_What is expected_: Your task is to copy every line of the entries that contains "quadratic".

_Dataset content_:
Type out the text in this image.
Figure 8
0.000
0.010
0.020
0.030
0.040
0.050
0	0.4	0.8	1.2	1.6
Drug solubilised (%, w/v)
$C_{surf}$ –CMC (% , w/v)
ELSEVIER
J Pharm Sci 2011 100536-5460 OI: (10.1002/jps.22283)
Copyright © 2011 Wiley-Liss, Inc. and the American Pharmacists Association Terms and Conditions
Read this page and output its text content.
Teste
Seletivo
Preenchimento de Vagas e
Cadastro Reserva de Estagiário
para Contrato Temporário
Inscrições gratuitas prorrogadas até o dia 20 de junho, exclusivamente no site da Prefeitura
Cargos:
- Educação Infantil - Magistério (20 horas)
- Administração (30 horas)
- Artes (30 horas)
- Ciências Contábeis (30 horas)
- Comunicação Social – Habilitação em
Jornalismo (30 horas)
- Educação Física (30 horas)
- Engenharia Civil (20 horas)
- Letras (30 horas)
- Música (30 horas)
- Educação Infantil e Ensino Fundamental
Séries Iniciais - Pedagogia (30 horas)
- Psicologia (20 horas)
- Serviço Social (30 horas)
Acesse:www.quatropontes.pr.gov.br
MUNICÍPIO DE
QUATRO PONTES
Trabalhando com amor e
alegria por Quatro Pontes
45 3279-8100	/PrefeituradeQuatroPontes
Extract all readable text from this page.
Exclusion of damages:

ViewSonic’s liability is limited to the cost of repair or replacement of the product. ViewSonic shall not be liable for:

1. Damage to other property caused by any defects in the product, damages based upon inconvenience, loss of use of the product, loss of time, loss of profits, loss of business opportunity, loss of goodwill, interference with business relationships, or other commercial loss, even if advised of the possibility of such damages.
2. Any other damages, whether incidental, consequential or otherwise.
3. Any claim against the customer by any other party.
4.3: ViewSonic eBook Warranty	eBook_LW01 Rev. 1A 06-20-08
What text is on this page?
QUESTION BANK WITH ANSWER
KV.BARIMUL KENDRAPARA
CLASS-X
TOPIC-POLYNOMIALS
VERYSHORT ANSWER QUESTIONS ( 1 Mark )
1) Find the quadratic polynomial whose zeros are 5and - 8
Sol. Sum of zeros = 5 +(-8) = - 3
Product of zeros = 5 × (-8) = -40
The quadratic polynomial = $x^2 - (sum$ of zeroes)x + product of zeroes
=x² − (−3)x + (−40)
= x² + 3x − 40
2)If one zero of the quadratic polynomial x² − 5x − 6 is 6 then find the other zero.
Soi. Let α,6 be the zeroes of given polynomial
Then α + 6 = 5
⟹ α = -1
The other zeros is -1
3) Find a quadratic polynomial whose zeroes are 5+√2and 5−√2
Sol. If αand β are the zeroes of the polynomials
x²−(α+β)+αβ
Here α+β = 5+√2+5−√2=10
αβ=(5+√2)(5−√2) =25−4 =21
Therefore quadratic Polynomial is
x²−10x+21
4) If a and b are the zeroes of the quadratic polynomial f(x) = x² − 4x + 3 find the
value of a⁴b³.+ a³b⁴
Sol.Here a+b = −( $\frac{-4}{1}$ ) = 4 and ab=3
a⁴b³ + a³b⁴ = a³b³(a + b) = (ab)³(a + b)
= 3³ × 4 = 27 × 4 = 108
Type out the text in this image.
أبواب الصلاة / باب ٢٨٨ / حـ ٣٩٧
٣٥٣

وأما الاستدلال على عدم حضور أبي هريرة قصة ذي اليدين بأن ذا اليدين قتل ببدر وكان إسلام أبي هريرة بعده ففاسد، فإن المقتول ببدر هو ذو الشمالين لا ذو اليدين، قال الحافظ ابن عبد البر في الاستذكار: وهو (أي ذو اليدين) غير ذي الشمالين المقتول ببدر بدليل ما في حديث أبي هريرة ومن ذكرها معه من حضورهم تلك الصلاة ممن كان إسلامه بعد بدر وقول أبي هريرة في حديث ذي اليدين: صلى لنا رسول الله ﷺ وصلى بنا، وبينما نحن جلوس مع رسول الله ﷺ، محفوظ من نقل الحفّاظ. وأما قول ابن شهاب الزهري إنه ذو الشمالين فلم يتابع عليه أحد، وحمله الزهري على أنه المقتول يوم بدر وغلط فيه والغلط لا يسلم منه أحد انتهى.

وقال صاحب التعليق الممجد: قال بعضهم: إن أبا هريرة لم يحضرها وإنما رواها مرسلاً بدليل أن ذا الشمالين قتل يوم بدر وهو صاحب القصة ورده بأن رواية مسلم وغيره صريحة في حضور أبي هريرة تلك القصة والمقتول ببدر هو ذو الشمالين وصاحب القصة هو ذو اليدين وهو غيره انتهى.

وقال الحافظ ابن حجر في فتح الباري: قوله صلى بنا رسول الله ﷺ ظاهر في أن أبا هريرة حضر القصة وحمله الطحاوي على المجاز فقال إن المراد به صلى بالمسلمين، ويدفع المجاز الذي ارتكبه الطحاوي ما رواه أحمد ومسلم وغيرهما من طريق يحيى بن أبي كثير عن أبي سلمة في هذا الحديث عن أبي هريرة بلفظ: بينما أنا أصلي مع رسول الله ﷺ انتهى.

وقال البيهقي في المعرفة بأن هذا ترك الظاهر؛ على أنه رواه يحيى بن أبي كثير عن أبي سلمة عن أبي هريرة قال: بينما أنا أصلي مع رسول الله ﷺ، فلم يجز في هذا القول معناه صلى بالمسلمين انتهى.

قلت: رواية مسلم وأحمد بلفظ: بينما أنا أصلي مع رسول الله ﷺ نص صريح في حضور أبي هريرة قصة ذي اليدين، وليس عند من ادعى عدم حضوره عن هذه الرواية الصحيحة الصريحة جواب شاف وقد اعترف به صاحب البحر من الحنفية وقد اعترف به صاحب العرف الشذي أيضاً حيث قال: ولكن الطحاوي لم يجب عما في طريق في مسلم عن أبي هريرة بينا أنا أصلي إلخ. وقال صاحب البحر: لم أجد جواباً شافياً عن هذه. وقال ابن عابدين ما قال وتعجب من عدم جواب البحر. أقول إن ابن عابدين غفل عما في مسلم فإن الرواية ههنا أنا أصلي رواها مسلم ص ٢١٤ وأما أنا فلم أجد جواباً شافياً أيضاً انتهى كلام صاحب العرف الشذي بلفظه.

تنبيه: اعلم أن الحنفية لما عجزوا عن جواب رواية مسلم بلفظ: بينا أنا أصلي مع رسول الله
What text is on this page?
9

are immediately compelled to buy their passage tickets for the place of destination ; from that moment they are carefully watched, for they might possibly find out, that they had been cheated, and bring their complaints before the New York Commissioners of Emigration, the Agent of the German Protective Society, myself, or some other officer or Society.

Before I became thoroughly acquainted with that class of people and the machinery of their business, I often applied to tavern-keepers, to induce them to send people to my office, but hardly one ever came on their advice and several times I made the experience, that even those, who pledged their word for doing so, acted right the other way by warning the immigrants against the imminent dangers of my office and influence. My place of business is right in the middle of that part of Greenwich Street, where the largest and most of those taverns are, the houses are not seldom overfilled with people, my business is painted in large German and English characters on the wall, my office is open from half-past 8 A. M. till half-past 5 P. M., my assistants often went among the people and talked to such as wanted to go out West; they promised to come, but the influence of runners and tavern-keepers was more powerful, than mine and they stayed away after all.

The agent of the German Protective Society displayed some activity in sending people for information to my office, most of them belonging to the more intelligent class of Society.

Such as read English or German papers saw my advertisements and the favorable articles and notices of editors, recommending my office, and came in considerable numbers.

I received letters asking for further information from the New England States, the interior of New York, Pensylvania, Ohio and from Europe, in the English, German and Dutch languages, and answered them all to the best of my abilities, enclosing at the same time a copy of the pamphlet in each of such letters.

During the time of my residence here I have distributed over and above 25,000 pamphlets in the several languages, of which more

_Reply_:
1) Find the quadratic polynomial whose zeros are 5and - 8
The quadratic polynomial = $x^2 - (sum$ of zeroes)x + product of zeroes
2)If one zero of the quadratic polynomial x² − 5x − 6 is 6 then find the other zero.
3) Find a quadratic polynomial whose zeroes are 5+√2and 5−√2
Therefore quadratic Polynomial is
4) If a and b are the zeroes of the quadratic polynomial f(x) = x² − 4x + 3 find the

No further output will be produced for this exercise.